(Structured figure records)
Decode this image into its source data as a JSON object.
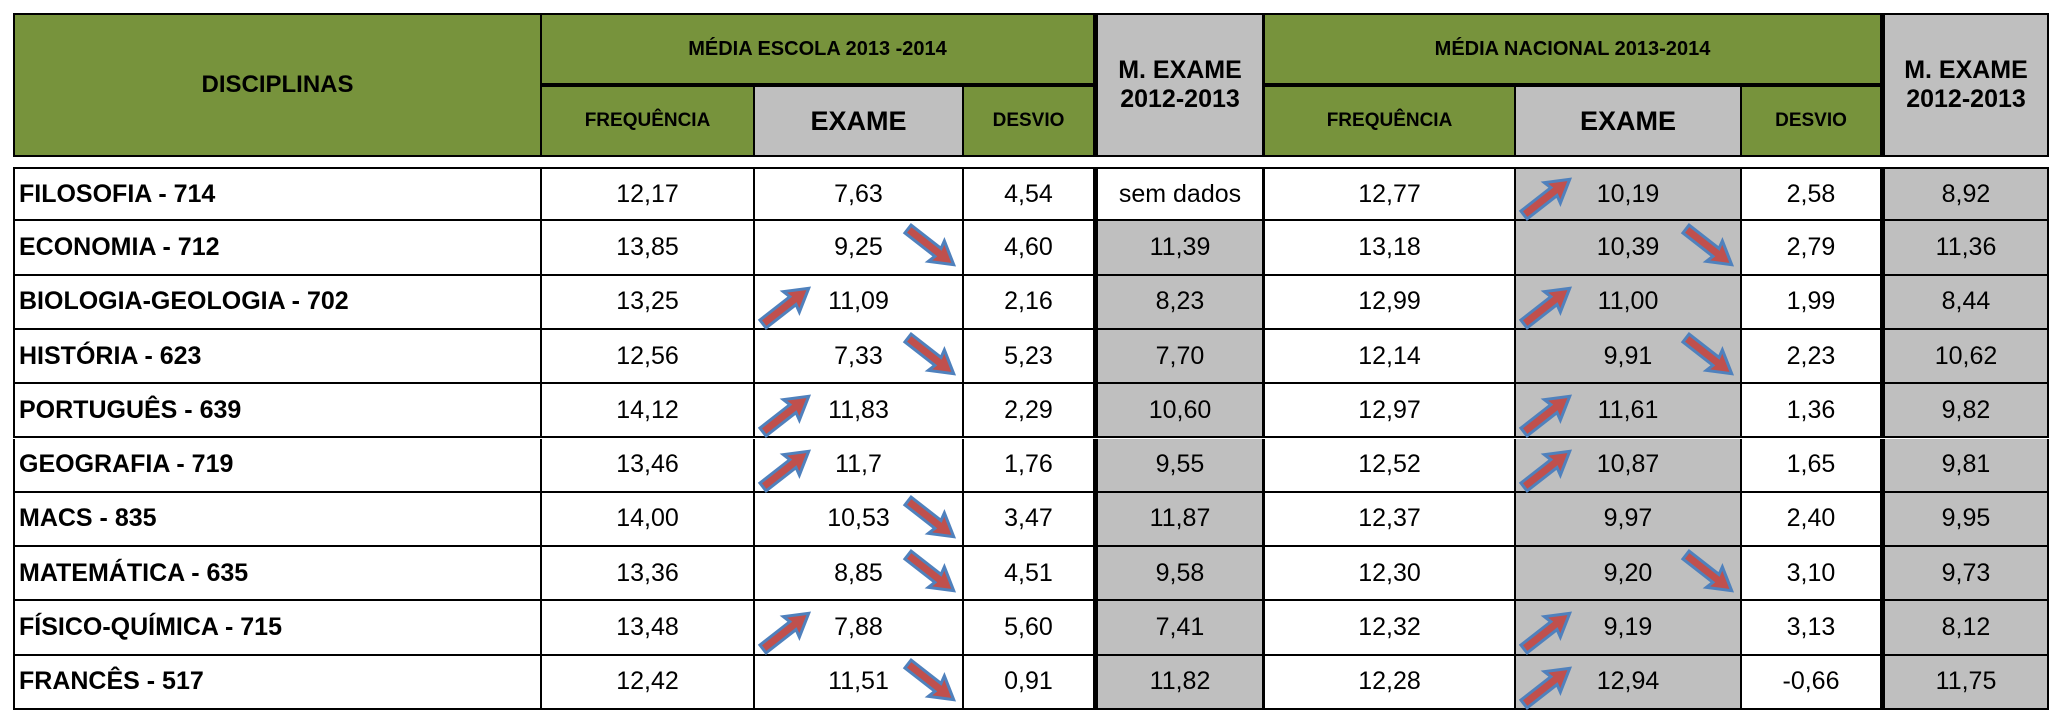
{
  "header": {
    "disciplinas": "DISCIPLINAS",
    "escola": {
      "title": "MÉDIA ESCOLA 2013 -2014",
      "columns": [
        "FREQUÊNCIA",
        "EXAME",
        "DESVIO"
      ]
    },
    "m_exame_escola": [
      "M. EXAME",
      "2012-2013"
    ],
    "nacional": {
      "title": "MÉDIA NACIONAL 2013-2014",
      "columns": [
        "FREQUÊNCIA",
        "EXAME",
        "DESVIO"
      ]
    },
    "m_exame_nacional": [
      "M. EXAME",
      "2012-2013"
    ]
  },
  "rows": [
    {
      "name": "FILOSOFIA - 714",
      "escola": [
        "12,17",
        "7,63",
        "4,54"
      ],
      "m_exame_escola": "sem dados",
      "nacional": [
        "12,77",
        "10,19",
        "2,58"
      ],
      "m_exame_nacional": "8,92",
      "arrows": [
        null,
        "up"
      ]
    },
    {
      "name": "ECONOMIA - 712",
      "escola": [
        "13,85",
        "9,25",
        "4,60"
      ],
      "m_exame_escola": "11,39",
      "nacional": [
        "13,18",
        "10,39",
        "2,79"
      ],
      "m_exame_nacional": "11,36",
      "arrows": [
        "down",
        "down"
      ]
    },
    {
      "name": "BIOLOGIA-GEOLOGIA - 702",
      "escola": [
        "13,25",
        "11,09",
        "2,16"
      ],
      "m_exame_escola": "8,23",
      "nacional": [
        "12,99",
        "11,00",
        "1,99"
      ],
      "m_exame_nacional": "8,44",
      "arrows": [
        "up",
        "up"
      ]
    },
    {
      "name": "HISTÓRIA - 623",
      "escola": [
        "12,56",
        "7,33",
        "5,23"
      ],
      "m_exame_escola": "7,70",
      "nacional": [
        "12,14",
        "9,91",
        "2,23"
      ],
      "m_exame_nacional": "10,62",
      "arrows": [
        "down",
        "down"
      ]
    },
    {
      "name": "PORTUGUÊS - 639",
      "escola": [
        "14,12",
        "11,83",
        "2,29"
      ],
      "m_exame_escola": "10,60",
      "nacional": [
        "12,97",
        "11,61",
        "1,36"
      ],
      "m_exame_nacional": "9,82",
      "arrows": [
        "up",
        "up"
      ]
    },
    {
      "name": "GEOGRAFIA - 719",
      "escola": [
        "13,46",
        "11,7",
        "1,76"
      ],
      "m_exame_escola": "9,55",
      "nacional": [
        "12,52",
        "10,87",
        "1,65"
      ],
      "m_exame_nacional": "9,81",
      "arrows": [
        "up",
        "up"
      ]
    },
    {
      "name": "MACS - 835",
      "escola": [
        "14,00",
        "10,53",
        "3,47"
      ],
      "m_exame_escola": "11,87",
      "nacional": [
        "12,37",
        "9,97",
        "2,40"
      ],
      "m_exame_nacional": "9,95",
      "arrows": [
        "down",
        null
      ]
    },
    {
      "name": "MATEMÁTICA - 635",
      "escola": [
        "13,36",
        "8,85",
        "4,51"
      ],
      "m_exame_escola": "9,58",
      "nacional": [
        "12,30",
        "9,20",
        "3,10"
      ],
      "m_exame_nacional": "9,73",
      "arrows": [
        "down",
        "down"
      ]
    },
    {
      "name": "FÍSICO-QUÍMICA - 715",
      "escola": [
        "13,48",
        "7,88",
        "5,60"
      ],
      "m_exame_escola": "7,41",
      "nacional": [
        "12,32",
        "9,19",
        "3,13"
      ],
      "m_exame_nacional": "8,12",
      "arrows": [
        "up",
        "up"
      ]
    },
    {
      "name": "FRANCÊS - 517",
      "escola": [
        "12,42",
        "11,51",
        "0,91"
      ],
      "m_exame_escola": "11,82",
      "nacional": [
        "12,28",
        "12,94",
        "-0,66"
      ],
      "m_exame_nacional": "11,75",
      "arrows": [
        "down",
        "up"
      ]
    }
  ]
}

Job :: State the number of lines in the preceding entries that include the word "name". Provide nothing else.

Complete output :: 10